Description of the task - Lines containing the word "Produtos" need to be counted. Please reply with how many there are, and nothing else.

==================================================

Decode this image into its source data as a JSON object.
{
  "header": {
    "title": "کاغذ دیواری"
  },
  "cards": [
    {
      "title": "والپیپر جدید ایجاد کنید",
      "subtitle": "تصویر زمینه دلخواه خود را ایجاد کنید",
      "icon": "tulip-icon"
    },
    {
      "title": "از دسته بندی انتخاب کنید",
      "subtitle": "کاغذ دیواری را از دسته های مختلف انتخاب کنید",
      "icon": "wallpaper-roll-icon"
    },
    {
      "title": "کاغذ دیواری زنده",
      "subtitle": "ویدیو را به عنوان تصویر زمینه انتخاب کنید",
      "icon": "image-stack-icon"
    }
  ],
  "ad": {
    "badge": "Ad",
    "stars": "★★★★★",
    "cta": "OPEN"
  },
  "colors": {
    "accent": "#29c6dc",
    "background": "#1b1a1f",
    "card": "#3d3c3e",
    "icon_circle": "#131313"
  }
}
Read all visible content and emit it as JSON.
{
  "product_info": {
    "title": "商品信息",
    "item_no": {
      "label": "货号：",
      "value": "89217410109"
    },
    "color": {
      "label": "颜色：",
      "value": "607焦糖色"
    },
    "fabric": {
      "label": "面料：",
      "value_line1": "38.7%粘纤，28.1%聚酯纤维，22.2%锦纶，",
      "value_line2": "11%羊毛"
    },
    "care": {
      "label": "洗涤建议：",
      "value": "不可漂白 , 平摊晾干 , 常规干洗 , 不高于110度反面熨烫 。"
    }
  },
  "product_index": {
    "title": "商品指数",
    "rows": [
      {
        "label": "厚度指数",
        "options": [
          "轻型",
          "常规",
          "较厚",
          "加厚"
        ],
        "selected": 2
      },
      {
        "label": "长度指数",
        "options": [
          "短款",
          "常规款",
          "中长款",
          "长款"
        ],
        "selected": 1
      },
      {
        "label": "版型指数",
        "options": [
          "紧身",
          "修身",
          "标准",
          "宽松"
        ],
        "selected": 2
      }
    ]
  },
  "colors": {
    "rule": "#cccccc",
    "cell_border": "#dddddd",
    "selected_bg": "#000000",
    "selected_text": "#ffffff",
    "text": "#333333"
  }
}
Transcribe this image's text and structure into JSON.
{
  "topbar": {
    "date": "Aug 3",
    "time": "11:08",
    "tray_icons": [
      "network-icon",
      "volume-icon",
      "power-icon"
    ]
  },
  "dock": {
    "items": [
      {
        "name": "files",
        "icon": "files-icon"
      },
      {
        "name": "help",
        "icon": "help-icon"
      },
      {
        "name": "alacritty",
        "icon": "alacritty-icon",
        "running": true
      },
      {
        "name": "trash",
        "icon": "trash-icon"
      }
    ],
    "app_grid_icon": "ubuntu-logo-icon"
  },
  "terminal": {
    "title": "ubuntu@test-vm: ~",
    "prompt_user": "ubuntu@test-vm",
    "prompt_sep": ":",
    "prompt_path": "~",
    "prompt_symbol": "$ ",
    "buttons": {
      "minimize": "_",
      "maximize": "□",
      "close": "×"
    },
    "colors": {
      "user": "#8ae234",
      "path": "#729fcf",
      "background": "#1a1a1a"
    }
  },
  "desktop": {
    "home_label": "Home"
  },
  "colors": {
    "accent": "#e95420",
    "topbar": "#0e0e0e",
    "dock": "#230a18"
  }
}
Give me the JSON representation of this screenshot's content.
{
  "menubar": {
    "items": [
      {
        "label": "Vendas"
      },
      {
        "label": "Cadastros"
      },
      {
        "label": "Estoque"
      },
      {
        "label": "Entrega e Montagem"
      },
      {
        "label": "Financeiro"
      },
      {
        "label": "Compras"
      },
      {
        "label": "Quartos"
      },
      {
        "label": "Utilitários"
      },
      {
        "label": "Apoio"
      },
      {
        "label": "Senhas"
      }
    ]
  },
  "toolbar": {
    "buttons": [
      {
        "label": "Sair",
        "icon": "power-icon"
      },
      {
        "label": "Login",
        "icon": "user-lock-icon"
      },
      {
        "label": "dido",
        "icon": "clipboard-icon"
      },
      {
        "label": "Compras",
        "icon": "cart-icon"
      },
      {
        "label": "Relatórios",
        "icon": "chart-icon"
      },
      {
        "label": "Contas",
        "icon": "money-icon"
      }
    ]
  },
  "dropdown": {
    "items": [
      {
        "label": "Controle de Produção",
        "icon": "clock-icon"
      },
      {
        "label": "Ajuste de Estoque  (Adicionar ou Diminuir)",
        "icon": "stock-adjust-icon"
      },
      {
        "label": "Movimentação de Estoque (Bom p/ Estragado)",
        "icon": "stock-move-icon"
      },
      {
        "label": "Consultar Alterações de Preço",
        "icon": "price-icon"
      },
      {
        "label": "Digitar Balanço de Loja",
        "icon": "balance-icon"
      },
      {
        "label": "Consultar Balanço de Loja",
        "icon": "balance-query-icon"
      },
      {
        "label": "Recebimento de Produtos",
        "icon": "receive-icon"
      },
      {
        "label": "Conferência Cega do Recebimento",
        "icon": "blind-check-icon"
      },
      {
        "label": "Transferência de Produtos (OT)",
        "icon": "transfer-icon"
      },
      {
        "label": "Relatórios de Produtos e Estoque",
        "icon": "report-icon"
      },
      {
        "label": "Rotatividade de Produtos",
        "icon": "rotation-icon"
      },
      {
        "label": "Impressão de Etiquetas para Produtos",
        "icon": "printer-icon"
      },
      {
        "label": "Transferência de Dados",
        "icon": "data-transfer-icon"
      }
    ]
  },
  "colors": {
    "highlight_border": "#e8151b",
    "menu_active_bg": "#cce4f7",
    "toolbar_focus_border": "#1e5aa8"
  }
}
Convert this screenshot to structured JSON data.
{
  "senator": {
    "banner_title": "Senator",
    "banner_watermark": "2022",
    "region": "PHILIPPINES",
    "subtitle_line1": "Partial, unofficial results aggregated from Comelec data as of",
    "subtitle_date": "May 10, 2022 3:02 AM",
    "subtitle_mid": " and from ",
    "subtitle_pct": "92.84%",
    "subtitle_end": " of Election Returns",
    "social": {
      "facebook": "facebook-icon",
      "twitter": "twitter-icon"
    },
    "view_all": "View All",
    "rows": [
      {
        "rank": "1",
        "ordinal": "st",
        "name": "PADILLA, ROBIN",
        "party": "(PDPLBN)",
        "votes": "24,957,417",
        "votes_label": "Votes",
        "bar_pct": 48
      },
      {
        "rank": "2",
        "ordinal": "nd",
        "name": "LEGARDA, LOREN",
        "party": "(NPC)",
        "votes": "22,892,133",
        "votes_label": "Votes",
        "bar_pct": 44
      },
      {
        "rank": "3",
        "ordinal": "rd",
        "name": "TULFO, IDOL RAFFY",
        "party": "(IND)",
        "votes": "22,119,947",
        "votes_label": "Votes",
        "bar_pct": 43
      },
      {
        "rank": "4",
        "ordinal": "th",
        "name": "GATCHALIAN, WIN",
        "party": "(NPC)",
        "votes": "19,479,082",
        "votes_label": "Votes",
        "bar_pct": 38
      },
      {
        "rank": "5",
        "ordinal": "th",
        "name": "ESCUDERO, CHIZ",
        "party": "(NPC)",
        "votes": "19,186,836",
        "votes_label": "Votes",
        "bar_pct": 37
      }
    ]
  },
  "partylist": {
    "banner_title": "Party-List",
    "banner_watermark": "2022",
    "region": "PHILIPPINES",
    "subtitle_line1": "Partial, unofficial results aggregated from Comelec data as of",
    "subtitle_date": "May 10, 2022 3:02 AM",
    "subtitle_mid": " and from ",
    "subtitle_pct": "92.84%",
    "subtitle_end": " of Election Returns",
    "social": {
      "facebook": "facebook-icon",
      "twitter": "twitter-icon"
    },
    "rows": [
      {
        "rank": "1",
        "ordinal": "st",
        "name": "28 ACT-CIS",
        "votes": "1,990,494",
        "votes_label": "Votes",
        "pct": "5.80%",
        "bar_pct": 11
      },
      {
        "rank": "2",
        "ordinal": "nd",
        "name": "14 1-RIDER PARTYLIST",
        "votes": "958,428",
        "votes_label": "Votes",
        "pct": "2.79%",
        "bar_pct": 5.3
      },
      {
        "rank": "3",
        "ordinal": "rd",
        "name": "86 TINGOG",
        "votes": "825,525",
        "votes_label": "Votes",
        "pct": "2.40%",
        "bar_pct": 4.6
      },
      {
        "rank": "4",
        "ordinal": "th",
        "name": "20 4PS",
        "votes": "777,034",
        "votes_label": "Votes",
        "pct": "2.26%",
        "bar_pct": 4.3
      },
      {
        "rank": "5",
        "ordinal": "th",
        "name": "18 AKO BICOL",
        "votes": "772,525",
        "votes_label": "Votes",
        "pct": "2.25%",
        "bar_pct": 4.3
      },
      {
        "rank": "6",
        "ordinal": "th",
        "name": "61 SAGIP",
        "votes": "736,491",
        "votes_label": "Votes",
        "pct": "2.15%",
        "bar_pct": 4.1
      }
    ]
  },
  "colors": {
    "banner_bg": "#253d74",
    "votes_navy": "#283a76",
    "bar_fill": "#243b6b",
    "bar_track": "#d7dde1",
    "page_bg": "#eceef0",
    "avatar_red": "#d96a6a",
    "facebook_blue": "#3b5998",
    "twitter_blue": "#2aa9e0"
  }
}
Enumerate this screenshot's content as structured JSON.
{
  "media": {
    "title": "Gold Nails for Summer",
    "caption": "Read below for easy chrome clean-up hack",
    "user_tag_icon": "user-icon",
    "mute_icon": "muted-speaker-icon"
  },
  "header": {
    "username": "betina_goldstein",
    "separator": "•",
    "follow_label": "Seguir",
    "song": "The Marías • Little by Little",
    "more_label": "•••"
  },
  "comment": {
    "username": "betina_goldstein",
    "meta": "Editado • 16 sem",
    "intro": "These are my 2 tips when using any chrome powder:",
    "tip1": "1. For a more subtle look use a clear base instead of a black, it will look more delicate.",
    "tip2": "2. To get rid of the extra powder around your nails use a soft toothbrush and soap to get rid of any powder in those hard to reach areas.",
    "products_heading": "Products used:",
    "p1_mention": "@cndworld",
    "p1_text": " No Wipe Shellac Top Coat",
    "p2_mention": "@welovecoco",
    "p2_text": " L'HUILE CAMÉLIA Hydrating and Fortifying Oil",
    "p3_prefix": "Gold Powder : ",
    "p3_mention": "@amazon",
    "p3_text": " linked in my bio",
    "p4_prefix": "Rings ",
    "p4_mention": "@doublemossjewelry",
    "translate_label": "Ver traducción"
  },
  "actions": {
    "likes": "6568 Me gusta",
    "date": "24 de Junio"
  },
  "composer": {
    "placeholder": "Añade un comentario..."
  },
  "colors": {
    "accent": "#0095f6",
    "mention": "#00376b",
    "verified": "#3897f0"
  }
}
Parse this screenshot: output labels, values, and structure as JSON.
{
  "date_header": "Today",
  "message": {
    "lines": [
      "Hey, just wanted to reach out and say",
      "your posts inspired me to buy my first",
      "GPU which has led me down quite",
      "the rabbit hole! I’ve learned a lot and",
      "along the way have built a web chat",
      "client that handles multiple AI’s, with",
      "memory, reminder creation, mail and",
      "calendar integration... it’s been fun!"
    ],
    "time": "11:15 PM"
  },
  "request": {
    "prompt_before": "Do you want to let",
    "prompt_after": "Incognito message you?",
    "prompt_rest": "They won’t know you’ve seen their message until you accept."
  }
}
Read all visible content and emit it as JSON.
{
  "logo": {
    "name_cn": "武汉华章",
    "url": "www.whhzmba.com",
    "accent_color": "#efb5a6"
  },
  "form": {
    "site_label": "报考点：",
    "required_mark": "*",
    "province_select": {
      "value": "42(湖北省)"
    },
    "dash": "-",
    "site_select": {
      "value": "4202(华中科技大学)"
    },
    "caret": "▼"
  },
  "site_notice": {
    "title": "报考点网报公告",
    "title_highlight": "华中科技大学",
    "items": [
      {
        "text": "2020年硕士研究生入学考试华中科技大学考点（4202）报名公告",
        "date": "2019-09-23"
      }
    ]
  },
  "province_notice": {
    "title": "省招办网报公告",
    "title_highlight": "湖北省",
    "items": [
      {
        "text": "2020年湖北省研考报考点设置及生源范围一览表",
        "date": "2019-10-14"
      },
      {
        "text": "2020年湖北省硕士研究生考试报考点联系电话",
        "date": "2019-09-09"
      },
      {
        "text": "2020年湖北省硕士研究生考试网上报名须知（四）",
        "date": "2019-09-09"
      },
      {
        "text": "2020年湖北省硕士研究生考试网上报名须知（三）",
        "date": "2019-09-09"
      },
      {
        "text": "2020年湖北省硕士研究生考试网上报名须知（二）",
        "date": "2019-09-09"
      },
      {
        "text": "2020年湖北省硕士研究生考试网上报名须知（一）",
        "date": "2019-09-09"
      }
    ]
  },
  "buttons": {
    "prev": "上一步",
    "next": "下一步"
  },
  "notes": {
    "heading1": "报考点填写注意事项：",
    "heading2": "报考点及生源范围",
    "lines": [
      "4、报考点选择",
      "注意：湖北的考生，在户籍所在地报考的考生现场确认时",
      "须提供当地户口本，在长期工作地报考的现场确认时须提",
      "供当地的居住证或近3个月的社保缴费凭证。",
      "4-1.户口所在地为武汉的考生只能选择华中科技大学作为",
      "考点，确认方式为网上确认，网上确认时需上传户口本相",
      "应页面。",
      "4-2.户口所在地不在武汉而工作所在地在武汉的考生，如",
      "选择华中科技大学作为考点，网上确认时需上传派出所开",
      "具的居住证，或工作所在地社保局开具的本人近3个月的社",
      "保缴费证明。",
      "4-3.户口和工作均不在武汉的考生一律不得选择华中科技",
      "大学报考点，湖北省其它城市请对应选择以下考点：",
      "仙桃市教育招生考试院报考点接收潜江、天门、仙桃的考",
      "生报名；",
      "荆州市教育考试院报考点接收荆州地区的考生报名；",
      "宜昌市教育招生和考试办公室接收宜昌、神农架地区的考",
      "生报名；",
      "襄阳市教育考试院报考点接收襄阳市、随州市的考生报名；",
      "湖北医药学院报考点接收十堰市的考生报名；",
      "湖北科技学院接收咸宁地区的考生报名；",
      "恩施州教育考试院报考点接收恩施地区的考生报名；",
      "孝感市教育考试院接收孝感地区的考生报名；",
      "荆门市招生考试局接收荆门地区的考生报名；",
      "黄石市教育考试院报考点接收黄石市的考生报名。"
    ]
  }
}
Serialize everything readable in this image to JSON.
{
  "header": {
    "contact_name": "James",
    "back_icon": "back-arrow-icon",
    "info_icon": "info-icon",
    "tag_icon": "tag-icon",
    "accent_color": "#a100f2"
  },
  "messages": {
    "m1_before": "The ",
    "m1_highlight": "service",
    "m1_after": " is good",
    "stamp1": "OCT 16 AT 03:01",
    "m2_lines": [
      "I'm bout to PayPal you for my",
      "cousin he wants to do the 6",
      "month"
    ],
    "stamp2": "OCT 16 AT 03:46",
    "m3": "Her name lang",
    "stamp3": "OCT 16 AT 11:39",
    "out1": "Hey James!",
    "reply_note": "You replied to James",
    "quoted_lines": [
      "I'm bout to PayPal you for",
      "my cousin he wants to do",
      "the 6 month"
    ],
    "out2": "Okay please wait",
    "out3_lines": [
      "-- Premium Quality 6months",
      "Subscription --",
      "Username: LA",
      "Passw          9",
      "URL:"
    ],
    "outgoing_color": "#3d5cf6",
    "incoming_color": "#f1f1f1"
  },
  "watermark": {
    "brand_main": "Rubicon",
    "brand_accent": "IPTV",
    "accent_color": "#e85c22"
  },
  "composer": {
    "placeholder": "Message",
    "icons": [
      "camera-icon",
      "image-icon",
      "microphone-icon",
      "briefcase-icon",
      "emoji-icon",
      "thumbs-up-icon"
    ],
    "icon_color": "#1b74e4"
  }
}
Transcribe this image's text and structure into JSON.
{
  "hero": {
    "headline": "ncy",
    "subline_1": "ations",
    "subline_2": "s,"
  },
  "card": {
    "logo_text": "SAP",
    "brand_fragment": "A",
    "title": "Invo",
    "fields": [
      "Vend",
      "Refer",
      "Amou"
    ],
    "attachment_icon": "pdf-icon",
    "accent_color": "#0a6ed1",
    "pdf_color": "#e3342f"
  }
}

==================================================

Result of the task - 5